[Collection entries]
....

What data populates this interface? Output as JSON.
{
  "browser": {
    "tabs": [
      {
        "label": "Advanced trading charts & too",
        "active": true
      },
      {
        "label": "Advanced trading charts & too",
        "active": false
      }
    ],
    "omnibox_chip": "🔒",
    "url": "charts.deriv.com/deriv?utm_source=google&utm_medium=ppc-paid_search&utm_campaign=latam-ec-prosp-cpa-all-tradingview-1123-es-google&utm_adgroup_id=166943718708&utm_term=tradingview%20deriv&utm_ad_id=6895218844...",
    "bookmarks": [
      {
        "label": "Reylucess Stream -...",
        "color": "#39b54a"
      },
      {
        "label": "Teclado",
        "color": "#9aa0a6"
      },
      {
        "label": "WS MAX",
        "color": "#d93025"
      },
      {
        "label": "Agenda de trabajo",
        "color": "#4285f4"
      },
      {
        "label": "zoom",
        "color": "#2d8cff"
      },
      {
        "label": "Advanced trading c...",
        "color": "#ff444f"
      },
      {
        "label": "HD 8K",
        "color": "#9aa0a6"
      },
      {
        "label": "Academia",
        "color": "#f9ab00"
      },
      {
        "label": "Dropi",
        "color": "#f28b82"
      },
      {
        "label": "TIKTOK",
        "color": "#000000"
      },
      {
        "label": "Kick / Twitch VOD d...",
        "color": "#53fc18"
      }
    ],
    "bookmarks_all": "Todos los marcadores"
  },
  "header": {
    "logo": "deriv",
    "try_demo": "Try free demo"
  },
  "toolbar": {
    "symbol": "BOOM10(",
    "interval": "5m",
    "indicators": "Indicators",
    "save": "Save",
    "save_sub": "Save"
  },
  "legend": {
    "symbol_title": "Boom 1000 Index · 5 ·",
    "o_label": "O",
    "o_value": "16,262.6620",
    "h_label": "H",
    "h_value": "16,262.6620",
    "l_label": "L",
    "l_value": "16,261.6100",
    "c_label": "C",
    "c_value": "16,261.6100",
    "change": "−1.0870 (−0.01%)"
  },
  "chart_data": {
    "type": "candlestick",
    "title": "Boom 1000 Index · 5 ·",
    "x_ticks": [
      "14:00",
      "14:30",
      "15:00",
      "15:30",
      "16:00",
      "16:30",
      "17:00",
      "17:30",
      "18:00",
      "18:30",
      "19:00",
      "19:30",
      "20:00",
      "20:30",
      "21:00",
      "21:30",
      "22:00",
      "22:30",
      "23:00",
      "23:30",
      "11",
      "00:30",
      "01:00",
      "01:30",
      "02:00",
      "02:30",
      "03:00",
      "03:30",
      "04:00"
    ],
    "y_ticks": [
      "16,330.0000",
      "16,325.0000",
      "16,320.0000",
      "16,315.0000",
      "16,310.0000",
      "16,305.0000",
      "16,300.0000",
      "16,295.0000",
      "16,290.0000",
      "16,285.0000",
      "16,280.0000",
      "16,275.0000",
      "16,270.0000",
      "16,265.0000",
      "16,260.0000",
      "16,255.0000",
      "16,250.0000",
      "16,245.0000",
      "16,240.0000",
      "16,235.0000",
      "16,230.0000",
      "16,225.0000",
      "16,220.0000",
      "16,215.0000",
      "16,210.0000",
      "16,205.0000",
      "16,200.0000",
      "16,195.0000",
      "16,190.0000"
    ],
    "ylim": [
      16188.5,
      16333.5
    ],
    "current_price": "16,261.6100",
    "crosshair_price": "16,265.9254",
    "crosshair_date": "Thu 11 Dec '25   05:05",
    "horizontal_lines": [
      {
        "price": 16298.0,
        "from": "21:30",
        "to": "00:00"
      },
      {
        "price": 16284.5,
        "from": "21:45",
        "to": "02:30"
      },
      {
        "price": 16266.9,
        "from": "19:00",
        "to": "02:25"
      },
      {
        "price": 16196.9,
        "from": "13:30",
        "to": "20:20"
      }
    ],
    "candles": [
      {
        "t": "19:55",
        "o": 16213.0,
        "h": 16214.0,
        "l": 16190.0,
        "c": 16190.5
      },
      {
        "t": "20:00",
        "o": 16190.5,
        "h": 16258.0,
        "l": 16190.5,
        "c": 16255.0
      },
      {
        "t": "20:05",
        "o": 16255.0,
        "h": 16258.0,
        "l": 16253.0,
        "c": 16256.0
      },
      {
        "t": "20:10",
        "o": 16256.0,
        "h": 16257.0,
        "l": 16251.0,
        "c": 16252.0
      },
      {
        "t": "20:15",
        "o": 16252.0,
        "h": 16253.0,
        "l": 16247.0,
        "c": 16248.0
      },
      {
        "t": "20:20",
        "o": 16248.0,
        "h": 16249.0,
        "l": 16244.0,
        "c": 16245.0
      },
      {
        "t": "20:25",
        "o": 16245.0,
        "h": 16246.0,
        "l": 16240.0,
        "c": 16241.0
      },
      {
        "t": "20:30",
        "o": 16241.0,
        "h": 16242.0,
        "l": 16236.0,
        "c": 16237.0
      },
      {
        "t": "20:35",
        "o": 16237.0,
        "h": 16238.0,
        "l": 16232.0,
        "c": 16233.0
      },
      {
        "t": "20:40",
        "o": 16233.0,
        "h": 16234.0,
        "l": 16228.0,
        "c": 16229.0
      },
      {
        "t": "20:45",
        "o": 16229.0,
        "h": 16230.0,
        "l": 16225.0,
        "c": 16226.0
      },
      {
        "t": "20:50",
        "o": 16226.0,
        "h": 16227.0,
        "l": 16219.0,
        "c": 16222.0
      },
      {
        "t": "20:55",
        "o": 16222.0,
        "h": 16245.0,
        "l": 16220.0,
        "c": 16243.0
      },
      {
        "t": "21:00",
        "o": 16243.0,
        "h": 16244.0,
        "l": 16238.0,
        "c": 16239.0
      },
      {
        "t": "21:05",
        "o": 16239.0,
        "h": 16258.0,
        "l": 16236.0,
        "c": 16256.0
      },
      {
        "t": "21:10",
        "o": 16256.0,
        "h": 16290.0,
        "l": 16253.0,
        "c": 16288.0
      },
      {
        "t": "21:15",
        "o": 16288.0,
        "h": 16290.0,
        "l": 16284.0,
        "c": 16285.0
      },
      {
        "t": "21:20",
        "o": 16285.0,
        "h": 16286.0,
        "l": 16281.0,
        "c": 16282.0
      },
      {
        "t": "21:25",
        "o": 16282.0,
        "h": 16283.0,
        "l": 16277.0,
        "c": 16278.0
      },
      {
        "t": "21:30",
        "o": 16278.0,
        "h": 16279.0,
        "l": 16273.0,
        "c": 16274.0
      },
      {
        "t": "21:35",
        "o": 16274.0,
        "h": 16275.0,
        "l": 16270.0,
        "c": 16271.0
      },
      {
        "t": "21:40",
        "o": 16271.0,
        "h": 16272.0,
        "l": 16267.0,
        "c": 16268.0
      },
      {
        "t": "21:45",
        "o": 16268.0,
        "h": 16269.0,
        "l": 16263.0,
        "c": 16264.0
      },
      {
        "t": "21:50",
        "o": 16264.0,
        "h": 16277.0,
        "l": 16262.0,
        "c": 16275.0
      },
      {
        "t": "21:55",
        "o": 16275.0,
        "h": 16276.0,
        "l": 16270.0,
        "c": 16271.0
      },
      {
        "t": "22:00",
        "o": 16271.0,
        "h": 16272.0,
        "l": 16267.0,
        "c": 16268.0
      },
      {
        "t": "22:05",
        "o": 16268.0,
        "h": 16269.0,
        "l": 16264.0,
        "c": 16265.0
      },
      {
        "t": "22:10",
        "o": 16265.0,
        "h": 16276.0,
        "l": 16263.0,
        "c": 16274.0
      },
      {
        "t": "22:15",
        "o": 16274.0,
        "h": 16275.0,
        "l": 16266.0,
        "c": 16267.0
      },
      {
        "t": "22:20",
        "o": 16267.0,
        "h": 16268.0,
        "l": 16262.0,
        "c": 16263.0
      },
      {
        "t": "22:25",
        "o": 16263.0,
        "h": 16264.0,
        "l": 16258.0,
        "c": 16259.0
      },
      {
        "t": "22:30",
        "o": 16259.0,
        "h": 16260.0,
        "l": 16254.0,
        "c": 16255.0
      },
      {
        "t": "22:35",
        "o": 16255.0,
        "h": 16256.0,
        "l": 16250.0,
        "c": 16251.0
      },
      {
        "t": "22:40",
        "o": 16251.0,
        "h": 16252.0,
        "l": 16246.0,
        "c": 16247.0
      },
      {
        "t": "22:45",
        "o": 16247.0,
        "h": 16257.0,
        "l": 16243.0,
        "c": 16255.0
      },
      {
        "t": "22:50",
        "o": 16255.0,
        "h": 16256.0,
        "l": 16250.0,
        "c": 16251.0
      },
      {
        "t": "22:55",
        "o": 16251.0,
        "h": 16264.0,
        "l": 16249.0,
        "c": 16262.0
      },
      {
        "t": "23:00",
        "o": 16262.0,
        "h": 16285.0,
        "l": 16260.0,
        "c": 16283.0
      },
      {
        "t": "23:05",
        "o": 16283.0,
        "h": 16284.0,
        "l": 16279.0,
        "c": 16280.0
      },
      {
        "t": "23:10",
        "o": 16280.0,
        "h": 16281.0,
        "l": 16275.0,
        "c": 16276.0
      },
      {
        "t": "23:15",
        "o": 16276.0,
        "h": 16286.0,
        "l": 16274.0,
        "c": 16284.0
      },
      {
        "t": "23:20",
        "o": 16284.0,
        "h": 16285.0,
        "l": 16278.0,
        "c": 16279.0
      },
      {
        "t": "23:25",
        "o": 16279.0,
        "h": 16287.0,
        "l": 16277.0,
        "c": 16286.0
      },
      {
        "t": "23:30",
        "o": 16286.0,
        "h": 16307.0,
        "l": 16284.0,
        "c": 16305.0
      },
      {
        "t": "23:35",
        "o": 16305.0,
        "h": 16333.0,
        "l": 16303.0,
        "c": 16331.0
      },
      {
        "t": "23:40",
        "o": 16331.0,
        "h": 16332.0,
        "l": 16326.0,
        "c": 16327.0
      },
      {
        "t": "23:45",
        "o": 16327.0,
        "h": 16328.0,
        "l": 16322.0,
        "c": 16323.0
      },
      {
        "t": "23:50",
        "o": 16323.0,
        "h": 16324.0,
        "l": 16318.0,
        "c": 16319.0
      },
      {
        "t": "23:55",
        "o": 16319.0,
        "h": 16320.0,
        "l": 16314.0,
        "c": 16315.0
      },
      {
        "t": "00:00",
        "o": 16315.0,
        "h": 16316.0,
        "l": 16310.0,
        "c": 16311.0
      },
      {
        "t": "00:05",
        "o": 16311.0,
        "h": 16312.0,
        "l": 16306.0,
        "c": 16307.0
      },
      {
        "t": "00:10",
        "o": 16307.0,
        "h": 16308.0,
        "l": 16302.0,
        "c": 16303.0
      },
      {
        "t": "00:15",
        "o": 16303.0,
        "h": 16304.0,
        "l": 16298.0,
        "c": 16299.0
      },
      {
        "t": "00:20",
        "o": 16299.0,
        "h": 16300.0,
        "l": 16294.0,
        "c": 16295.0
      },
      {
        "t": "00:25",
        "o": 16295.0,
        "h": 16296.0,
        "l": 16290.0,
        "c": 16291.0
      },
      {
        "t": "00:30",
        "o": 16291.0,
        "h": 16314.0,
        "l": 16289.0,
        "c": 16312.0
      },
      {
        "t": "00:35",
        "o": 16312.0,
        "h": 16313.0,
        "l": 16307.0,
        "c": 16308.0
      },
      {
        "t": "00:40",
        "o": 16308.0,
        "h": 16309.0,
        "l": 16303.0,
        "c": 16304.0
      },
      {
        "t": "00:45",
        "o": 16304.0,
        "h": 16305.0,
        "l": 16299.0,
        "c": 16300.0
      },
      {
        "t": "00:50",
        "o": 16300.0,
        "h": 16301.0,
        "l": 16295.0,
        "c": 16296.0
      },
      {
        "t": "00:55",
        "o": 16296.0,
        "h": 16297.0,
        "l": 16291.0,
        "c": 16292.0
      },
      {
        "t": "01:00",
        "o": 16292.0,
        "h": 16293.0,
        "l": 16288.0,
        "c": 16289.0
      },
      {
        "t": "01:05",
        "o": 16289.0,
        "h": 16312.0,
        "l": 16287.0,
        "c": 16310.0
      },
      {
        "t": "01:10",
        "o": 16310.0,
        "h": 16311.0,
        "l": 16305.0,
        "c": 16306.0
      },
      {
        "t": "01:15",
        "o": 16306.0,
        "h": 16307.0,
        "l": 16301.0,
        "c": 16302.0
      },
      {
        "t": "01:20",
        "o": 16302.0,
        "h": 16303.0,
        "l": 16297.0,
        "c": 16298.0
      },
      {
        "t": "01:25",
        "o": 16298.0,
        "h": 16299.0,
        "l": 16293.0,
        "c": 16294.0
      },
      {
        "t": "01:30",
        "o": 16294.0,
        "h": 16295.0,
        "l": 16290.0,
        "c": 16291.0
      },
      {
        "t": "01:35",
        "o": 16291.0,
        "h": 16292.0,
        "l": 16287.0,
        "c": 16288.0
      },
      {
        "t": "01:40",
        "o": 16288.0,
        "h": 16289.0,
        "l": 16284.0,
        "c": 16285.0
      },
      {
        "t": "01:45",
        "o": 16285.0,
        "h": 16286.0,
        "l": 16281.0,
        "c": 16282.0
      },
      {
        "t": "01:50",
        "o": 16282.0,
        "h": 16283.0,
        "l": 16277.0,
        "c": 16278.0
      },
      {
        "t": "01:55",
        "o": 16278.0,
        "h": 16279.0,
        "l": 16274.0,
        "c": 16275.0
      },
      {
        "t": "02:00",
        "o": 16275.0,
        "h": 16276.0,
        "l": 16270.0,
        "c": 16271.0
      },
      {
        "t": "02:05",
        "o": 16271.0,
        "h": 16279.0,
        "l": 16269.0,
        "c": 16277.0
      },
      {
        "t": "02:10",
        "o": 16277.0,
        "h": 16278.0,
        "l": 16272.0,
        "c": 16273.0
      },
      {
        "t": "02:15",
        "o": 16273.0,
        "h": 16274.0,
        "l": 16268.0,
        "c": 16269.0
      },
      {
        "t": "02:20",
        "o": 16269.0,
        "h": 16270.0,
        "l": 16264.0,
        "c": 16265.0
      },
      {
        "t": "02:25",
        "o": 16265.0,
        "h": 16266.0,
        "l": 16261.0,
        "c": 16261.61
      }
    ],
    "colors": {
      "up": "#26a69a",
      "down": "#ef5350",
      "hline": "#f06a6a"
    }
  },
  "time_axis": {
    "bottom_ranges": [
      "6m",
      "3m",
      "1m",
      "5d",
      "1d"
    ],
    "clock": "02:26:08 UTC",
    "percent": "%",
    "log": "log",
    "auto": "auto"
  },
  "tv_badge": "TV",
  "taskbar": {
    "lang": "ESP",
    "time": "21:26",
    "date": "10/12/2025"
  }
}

....

Pull out all lines containing "from".

WRITTEN SOLUTION:
        "from": "21:30",
        "from": "21:45",
        "from": "19:00",
        "from": "13:30",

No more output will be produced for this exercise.